== EXERCISE INPUTS
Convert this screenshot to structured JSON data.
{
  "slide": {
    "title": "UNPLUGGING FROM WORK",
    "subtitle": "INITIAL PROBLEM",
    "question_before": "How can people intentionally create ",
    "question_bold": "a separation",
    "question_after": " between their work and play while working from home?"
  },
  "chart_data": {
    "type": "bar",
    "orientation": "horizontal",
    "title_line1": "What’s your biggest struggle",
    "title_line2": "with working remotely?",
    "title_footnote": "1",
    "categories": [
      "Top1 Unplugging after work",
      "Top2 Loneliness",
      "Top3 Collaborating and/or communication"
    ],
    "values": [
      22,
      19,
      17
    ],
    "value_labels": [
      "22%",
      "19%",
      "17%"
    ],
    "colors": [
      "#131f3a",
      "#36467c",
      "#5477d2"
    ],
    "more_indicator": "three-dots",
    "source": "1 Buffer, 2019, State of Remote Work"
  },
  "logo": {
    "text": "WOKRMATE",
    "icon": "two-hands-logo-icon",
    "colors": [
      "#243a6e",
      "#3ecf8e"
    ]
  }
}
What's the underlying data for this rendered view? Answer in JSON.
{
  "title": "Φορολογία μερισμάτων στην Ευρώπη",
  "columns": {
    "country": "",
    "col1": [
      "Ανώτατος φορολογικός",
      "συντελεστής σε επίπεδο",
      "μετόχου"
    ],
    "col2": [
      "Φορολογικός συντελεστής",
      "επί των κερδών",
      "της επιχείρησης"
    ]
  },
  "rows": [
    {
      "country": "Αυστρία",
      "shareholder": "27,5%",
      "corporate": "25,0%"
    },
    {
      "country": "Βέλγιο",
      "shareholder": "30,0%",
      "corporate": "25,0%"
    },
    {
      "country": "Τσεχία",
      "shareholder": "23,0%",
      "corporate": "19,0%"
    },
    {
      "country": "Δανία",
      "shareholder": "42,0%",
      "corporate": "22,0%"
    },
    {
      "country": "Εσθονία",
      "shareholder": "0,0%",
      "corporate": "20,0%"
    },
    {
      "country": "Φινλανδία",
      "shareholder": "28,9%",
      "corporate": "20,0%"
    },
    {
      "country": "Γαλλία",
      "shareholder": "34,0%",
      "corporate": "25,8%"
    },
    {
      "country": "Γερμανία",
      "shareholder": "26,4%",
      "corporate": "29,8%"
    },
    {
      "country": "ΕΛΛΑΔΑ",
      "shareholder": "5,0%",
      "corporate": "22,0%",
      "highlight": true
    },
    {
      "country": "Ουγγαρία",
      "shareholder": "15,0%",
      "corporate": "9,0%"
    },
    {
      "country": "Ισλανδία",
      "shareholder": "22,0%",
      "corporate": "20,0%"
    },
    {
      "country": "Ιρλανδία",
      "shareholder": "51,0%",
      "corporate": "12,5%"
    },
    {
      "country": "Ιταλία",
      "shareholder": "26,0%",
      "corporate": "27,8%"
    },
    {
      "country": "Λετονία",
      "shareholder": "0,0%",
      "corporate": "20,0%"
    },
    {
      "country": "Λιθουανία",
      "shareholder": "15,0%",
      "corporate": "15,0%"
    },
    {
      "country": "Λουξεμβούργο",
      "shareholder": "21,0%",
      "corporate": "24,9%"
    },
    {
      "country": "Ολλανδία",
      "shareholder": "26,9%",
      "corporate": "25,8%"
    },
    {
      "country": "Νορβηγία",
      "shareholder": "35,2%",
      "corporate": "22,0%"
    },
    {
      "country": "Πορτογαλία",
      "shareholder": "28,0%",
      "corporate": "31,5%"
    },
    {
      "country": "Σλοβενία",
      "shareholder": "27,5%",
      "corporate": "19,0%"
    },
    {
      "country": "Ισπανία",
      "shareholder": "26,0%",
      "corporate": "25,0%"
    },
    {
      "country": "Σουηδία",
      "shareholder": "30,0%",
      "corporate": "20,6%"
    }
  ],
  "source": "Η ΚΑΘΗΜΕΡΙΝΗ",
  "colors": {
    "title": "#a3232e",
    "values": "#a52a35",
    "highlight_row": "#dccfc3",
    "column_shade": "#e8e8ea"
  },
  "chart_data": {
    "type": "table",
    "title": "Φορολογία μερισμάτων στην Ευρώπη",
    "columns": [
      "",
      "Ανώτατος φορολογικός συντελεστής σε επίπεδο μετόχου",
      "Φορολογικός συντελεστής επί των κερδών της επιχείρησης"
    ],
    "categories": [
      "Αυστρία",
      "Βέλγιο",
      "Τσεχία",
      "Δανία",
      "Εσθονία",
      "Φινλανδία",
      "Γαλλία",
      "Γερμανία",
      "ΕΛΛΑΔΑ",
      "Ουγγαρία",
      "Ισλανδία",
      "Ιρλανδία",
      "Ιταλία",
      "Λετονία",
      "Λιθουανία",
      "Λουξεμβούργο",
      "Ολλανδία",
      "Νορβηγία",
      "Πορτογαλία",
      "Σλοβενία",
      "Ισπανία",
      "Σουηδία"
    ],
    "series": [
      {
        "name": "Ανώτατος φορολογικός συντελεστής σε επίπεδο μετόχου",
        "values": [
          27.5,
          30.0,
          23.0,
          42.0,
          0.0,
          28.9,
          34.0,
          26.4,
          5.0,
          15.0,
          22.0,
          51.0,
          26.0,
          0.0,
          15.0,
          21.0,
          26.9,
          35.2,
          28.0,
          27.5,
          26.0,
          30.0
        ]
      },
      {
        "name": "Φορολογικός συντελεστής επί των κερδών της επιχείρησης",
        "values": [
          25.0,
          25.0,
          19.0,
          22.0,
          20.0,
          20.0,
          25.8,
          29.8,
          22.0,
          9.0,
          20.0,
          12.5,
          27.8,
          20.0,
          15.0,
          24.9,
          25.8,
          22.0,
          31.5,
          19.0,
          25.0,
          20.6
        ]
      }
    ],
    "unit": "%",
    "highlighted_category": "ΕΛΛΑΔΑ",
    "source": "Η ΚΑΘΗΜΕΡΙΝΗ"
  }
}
====
• **WORK INSTRUCTIONS**
Extract the full listing above without altering anything.

• **OUTPUT**
Convert this screenshot to structured JSON data.
{
  "slide": {
    "title": "UNPLUGGING FROM WORK",
    "subtitle": "INITIAL PROBLEM",
    "question_before": "How can people intentionally create ",
    "question_bold": "a separation",
    "question_after": " between their work and play while working from home?"
  },
  "chart_data": {
    "type": "bar",
    "orientation": "horizontal",
    "title_line1": "What’s your biggest struggle",
    "title_line2": "with working remotely?",
    "title_footnote": "1",
    "categories": [
      "Top1 Unplugging after work",
      "Top2 Loneliness",
      "Top3 Collaborating and/or communication"
    ],
    "values": [
      22,
      19,
      17
    ],
    "value_labels": [
      "22%",
      "19%",
      "17%"
    ],
    "colors": [
      "#131f3a",
      "#36467c",
      "#5477d2"
    ],
    "more_indicator": "three-dots",
    "source": "1 Buffer, 2019, State of Remote Work"
  },
  "logo": {
    "text": "WOKRMATE",
    "icon": "two-hands-logo-icon",
    "colors": [
      "#243a6e",
      "#3ecf8e"
    ]
  }
}
What's the underlying data for this rendered view? Answer in JSON.
{
  "title": "Φορολογία μερισμάτων στην Ευρώπη",
  "columns": {
    "country": "",
    "col1": [
      "Ανώτατος φορολογικός",
      "συντελεστής σε επίπεδο",
      "μετόχου"
    ],
    "col2": [
      "Φορολογικός συντελεστής",
      "επί των κερδών",
      "της επιχείρησης"
    ]
  },
  "rows": [
    {
      "country": "Αυστρία",
      "shareholder": "27,5%",
      "corporate": "25,0%"
    },
    {
      "country": "Βέλγιο",
      "shareholder": "30,0%",
      "corporate": "25,0%"
    },
    {
      "country": "Τσεχία",
      "shareholder": "23,0%",
      "corporate": "19,0%"
    },
    {
      "country": "Δανία",
      "shareholder": "42,0%",
      "corporate": "22,0%"
    },
    {
      "country": "Εσθονία",
      "shareholder": "0,0%",
      "corporate": "20,0%"
    },
    {
      "country": "Φινλανδία",
      "shareholder": "28,9%",
      "corporate": "20,0%"
    },
    {
      "country": "Γαλλία",
      "shareholder": "34,0%",
      "corporate": "25,8%"
    },
    {
      "country": "Γερμανία",
      "shareholder": "26,4%",
      "corporate": "29,8%"
    },
    {
      "country": "ΕΛΛΑΔΑ",
      "shareholder": "5,0%",
      "corporate": "22,0%",
      "highlight": true
    },
    {
      "country": "Ουγγαρία",
      "shareholder": "15,0%",
      "corporate": "9,0%"
    },
    {
      "country": "Ισλανδία",
      "shareholder": "22,0%",
      "corporate": "20,0%"
    },
    {
      "country": "Ιρλανδία",
      "shareholder": "51,0%",
      "corporate": "12,5%"
    },
    {
      "country": "Ιταλία",
      "shareholder": "26,0%",
      "corporate": "27,8%"
    },
    {
      "country": "Λετονία",
      "shareholder": "0,0%",
      "corporate": "20,0%"
    },
    {
      "country": "Λιθουανία",
      "shareholder": "15,0%",
      "corporate": "15,0%"
    },
    {
      "country": "Λουξεμβούργο",
      "shareholder": "21,0%",
      "corporate": "24,9%"
    },
    {
      "country": "Ολλανδία",
      "shareholder": "26,9%",
      "corporate": "25,8%"
    },
    {
      "country": "Νορβηγία",
      "shareholder": "35,2%",
      "corporate": "22,0%"
    },
    {
      "country": "Πορτογαλία",
      "shareholder": "28,0%",
      "corporate": "31,5%"
    },
    {
      "country": "Σλοβενία",
      "shareholder": "27,5%",
      "corporate": "19,0%"
    },
    {
      "country": "Ισπανία",
      "shareholder": "26,0%",
      "corporate": "25,0%"
    },
    {
      "country": "Σουηδία",
      "shareholder": "30,0%",
      "corporate": "20,6%"
    }
  ],
  "source": "Η ΚΑΘΗΜΕΡΙΝΗ",
  "colors": {
    "title": "#a3232e",
    "values": "#a52a35",
    "highlight_row": "#dccfc3",
    "column_shade": "#e8e8ea"
  },
  "chart_data": {
    "type": "table",
    "title": "Φορολογία μερισμάτων στην Ευρώπη",
    "columns": [
      "",
      "Ανώτατος φορολογικός συντελεστής σε επίπεδο μετόχου",
      "Φορολογικός συντελεστής επί των κερδών της επιχείρησης"
    ],
    "categories": [
      "Αυστρία",
      "Βέλγιο",
      "Τσεχία",
      "Δανία",
      "Εσθονία",
      "Φινλανδία",
      "Γαλλία",
      "Γερμανία",
      "ΕΛΛΑΔΑ",
      "Ουγγαρία",
      "Ισλανδία",
      "Ιρλανδία",
      "Ιταλία",
      "Λετονία",
      "Λιθουανία",
      "Λουξεμβούργο",
      "Ολλανδία",
      "Νορβηγία",
      "Πορτογαλία",
      "Σλοβενία",
      "Ισπανία",
      "Σουηδία"
    ],
    "series": [
      {
        "name": "Ανώτατος φορολογικός συντελεστής σε επίπεδο μετόχου",
        "values": [
          27.5,
          30.0,
          23.0,
          42.0,
          0.0,
          28.9,
          34.0,
          26.4,
          5.0,
          15.0,
          22.0,
          51.0,
          26.0,
          0.0,
          15.0,
          21.0,
          26.9,
          35.2,
          28.0,
          27.5,
          26.0,
          30.0
        ]
      },
      {
        "name": "Φορολογικός συντελεστής επί των κερδών της επιχείρησης",
        "values": [
          25.0,
          25.0,
          19.0,
          22.0,
          20.0,
          20.0,
          25.8,
          29.8,
          22.0,
          9.0,
          20.0,
          12.5,
          27.8,
          20.0,
          15.0,
          24.9,
          25.8,
          22.0,
          31.5,
          19.0,
          25.0,
          20.6
        ]
      }
    ],
    "unit": "%",
    "highlighted_category": "ΕΛΛΑΔΑ",
    "source": "Η ΚΑΘΗΜΕΡΙΝΗ"
  }
}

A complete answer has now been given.